▶ _TASK PROMPT_
Produce an exact copy of all the data below, dropping every image.

▶ _EXTRACTED ENTRIES_
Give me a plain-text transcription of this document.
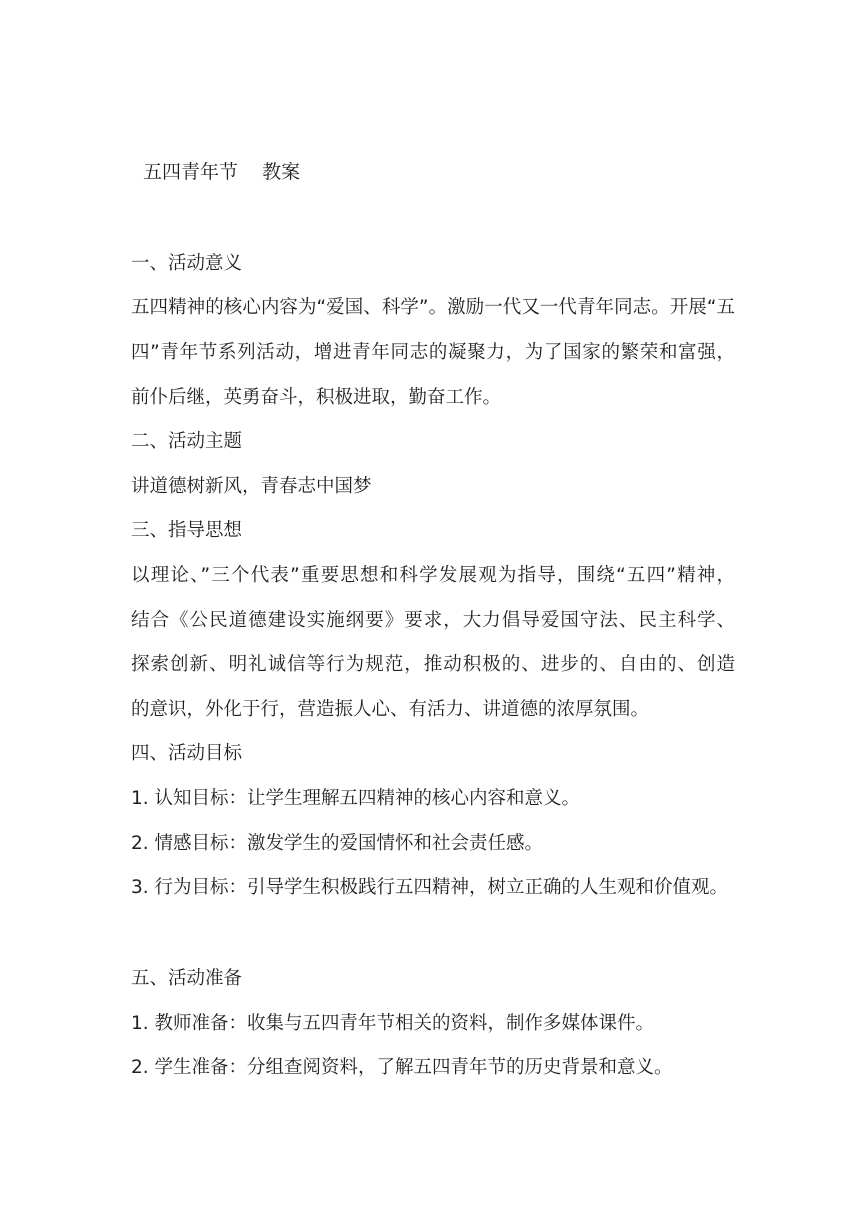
五四青年节    教案
一、活动意义
五四精神的核心内容为“爱国、科学”。激励一代又一代青年同志。开展“五
四”青年节系列活动，增进青年同志的凝聚力，为了国家的繁荣和富强，
前仆后继，英勇奋斗，积极进取，勤奋工作。
二、活动主题
讲道德树新风，青春志中国梦
三、指导思想
以理论、”三个代表”重要思想和科学发展观为指导，围绕“五四”精神，
结合《公民道德建设实施纲要》要求，大力倡导爱国守法、民主科学、
探索创新、明礼诚信等行为规范，推动积极的、进步的、自由的、创造
的意识，外化于行，营造振人心、有活力、讲道德的浓厚氛围。
四、活动目标
1. 认知目标：让学生理解五四精神的核心内容和意义。
2. 情感目标：激发学生的爱国情怀和社会责任感。
3. 行为目标：引导学生积极践行五四精神，树立正确的人生观和价值观。
五、活动准备
1. 教师准备：收集与五四青年节相关的资料，制作多媒体课件。
2. 学生准备：分组查阅资料，了解五四青年节的历史背景和意义。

▶ _WORKED ANSWER_
Give me a plain-text transcription of this document.
五四青年节    教案
一、活动意义
五四精神的核心内容为“爱国、科学”。激励一代又一代青年同志。开展“五
四”青年节系列活动，增进青年同志的凝聚力，为了国家的繁荣和富强，
前仆后继，英勇奋斗，积极进取，勤奋工作。
二、活动主题
讲道德树新风，青春志中国梦
三、指导思想
以理论、”三个代表”重要思想和科学发展观为指导，围绕“五四”精神，
结合《公民道德建设实施纲要》要求，大力倡导爱国守法、民主科学、
探索创新、明礼诚信等行为规范，推动积极的、进步的、自由的、创造
的意识，外化于行，营造振人心、有活力、讲道德的浓厚氛围。
四、活动目标
1. 认知目标：让学生理解五四精神的核心内容和意义。
2. 情感目标：激发学生的爱国情怀和社会责任感。
3. 行为目标：引导学生积极践行五四精神，树立正确的人生观和价值观。
五、活动准备
1. 教师准备：收集与五四青年节相关的资料，制作多媒体课件。
2. 学生准备：分组查阅资料，了解五四青年节的历史背景和意义。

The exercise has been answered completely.